Extracted entries:
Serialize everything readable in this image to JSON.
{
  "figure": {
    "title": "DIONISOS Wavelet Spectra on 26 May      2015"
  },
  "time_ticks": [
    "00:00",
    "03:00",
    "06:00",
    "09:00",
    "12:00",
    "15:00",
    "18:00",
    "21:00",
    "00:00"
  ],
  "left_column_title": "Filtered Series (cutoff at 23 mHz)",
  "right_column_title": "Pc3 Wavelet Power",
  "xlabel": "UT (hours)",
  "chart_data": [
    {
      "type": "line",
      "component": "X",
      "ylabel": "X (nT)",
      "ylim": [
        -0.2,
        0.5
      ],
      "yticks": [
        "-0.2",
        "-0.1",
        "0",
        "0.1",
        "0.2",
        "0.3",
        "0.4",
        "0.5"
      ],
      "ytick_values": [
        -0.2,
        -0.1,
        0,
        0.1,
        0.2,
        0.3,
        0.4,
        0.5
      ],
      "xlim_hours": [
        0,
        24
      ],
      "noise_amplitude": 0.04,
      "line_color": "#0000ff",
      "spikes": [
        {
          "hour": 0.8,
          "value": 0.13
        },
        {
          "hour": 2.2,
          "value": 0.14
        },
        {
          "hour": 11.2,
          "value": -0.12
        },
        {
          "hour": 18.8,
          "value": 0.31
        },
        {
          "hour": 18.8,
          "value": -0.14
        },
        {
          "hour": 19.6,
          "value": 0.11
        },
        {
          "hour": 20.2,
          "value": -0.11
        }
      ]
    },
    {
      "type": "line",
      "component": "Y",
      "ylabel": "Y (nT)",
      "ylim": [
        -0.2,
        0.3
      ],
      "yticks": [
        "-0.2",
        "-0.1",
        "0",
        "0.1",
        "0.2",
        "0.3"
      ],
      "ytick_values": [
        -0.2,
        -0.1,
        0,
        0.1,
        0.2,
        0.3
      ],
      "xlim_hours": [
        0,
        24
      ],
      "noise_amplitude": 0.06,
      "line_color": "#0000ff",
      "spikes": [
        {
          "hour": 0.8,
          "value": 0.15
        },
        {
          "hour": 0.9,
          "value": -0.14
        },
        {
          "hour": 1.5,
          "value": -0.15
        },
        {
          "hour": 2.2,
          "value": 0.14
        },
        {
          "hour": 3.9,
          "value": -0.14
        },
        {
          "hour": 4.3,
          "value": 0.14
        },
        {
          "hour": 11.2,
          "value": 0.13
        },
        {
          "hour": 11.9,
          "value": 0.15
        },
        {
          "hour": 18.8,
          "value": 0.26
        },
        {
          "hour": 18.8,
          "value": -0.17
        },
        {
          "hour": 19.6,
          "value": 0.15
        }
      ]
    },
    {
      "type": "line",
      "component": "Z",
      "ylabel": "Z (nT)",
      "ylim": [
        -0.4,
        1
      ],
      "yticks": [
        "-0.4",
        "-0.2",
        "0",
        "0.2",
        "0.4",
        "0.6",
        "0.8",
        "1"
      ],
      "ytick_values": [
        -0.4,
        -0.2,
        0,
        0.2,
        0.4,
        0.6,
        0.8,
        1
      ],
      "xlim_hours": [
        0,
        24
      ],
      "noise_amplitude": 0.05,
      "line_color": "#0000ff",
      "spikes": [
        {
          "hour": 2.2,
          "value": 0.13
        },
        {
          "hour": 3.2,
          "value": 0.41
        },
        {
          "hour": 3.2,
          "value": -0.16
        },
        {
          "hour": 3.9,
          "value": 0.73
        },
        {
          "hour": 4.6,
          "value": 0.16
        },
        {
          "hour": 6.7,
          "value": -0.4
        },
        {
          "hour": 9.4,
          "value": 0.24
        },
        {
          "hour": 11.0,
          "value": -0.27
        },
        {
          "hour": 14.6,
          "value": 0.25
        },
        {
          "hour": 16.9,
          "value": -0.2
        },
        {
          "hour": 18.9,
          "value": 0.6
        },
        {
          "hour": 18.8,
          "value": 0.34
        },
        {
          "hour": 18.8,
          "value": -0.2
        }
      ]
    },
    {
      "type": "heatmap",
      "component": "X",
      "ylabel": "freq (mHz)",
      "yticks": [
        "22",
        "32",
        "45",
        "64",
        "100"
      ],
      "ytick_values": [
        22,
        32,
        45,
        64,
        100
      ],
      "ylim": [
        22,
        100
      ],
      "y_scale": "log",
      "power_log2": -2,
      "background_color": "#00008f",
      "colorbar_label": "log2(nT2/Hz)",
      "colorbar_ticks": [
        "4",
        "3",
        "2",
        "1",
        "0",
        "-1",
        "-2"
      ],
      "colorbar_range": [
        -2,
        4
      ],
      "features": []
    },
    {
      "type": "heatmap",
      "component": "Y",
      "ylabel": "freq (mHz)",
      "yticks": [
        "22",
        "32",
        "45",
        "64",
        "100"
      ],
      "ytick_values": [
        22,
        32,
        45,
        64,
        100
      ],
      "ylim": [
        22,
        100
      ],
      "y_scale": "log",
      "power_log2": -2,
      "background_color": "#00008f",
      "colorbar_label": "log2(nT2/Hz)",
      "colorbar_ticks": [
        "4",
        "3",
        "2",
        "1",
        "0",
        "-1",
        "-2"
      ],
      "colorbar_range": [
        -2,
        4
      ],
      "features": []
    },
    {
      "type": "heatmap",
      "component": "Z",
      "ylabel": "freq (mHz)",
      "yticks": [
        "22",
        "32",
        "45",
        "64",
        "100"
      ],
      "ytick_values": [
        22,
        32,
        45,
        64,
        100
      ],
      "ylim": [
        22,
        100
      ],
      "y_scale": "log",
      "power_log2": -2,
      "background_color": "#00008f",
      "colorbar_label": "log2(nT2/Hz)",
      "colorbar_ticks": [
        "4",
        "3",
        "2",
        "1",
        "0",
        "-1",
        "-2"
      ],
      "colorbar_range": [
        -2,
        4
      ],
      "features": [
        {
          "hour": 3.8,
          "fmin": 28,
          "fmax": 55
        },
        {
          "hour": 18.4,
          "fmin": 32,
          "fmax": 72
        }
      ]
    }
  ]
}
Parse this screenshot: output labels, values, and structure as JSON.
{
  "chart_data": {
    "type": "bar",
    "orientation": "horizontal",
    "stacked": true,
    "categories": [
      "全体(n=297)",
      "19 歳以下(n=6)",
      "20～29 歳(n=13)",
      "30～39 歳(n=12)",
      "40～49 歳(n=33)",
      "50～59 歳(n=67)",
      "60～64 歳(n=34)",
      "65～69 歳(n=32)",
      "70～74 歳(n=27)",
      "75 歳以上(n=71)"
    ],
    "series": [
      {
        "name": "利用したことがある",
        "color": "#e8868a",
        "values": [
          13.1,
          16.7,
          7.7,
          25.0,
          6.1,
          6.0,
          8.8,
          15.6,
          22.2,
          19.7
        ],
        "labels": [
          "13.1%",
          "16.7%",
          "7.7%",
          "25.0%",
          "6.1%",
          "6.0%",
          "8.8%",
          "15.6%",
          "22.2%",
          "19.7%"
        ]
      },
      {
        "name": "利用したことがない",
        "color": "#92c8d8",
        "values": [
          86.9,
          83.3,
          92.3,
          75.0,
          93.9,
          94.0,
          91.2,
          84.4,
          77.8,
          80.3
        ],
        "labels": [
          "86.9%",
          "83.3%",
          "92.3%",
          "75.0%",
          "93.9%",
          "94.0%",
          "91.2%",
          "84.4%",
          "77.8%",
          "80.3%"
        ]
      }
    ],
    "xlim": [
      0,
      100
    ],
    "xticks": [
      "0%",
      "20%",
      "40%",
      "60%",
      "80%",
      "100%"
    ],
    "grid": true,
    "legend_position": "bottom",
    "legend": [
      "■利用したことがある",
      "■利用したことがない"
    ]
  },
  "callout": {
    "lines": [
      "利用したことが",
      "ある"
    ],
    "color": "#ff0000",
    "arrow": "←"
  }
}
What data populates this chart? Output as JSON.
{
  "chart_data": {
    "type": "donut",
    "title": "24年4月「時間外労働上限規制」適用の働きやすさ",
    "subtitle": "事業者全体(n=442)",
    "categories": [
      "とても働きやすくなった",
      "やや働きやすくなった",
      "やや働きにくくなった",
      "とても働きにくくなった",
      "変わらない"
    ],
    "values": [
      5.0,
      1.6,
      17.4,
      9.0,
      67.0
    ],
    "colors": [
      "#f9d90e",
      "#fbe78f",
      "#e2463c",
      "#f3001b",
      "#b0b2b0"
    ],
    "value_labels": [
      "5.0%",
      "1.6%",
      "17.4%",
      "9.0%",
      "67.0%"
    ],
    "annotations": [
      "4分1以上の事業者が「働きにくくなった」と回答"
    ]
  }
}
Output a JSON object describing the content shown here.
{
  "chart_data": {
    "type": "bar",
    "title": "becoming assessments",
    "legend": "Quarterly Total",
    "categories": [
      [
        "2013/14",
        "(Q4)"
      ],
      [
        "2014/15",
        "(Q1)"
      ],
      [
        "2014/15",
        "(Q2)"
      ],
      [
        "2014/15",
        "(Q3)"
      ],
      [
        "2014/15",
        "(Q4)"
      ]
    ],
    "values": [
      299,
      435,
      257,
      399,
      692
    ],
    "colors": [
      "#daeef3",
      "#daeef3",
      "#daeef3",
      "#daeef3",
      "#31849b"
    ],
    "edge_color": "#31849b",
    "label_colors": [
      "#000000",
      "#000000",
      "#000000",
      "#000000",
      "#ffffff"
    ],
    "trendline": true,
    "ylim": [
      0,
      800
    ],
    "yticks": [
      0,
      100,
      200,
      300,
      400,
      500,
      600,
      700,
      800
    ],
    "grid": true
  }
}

The problem: Count the lines above that contain the word "this", and give only that number.

The result: 3